• [What is being asked] All the data must come back unchanged, except that pictures are left out.

• [Dataset items]
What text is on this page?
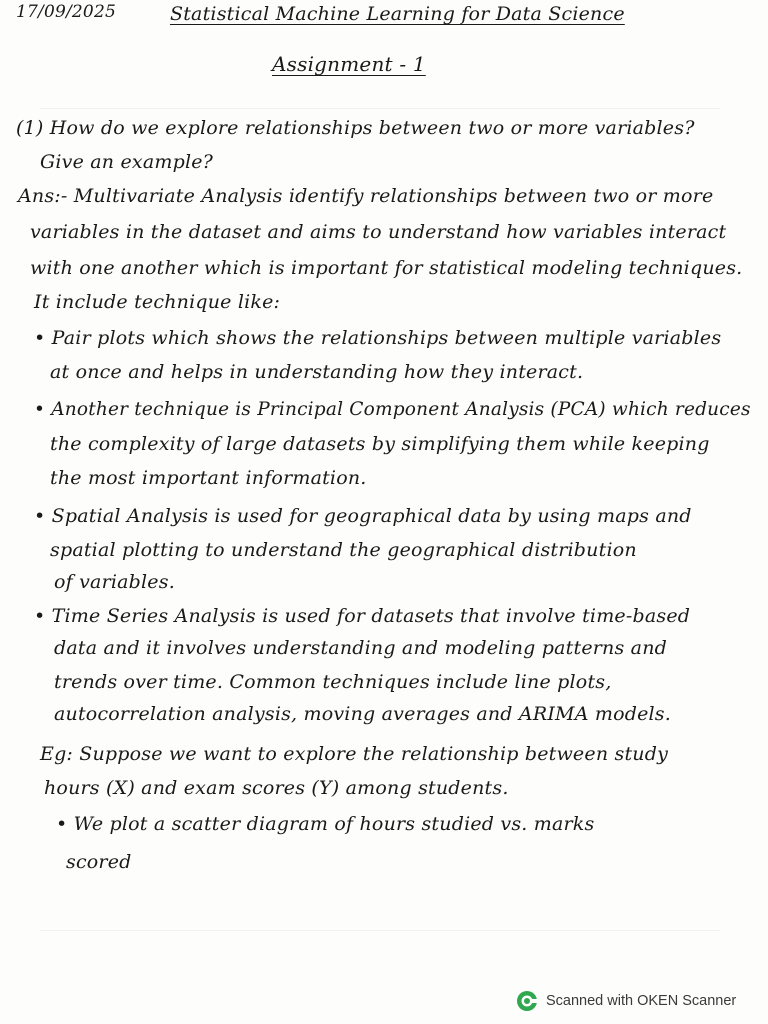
17/09/2025	Statistical Machine Learning for Data Science
Assignment - 1
(1) How do we explore relationships between two or more variables?
Give an example?
Ans:- Multivariate Analysis identify relationships between two or more
variables in the dataset and aims to understand how variables interact
with one another which is important for statistical modeling techniques.
It include technique like:
• Pair plots which shows the relationships between multiple variables
at once and helps in understanding how they interact.
• Another technique is Principal Component Analysis (PCA) which reduces
the complexity of large datasets by simplifying them while keeping
the most important information.
• Spatial Analysis is used for geographical data by using maps and
spatial plotting to understand the geographical distribution
of variables.
• Time Series Analysis is used for datasets that involve time-based
data and it involves understanding and modeling patterns and
trends over time. Common techniques include line plots,
autocorrelation analysis, moving averages and ARIMA models.
Eg: Suppose we want to explore the relationship between study
hours (X) and exam scores (Y) among students.
• We plot a scatter diagram of hours studied vs. marks
scored
Scanned with OKEN Scanner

• [Complete output]
What text is on this page?
17/09/2025	Statistical Machine Learning for Data Science
Assignment - 1
(1) How do we explore relationships between two or more variables?
Give an example?
Ans:- Multivariate Analysis identify relationships between two or more
variables in the dataset and aims to understand how variables interact
with one another which is important for statistical modeling techniques.
It include technique like:
• Pair plots which shows the relationships between multiple variables
at once and helps in understanding how they interact.
• Another technique is Principal Component Analysis (PCA) which reduces
the complexity of large datasets by simplifying them while keeping
the most important information.
• Spatial Analysis is used for geographical data by using maps and
spatial plotting to understand the geographical distribution
of variables.
• Time Series Analysis is used for datasets that involve time-based
data and it involves understanding and modeling patterns and
trends over time. Common techniques include line plots,
autocorrelation analysis, moving averages and ARIMA models.
Eg: Suppose we want to explore the relationship between study
hours (X) and exam scores (Y) among students.
• We plot a scatter diagram of hours studied vs. marks
scored
Scanned with OKEN Scanner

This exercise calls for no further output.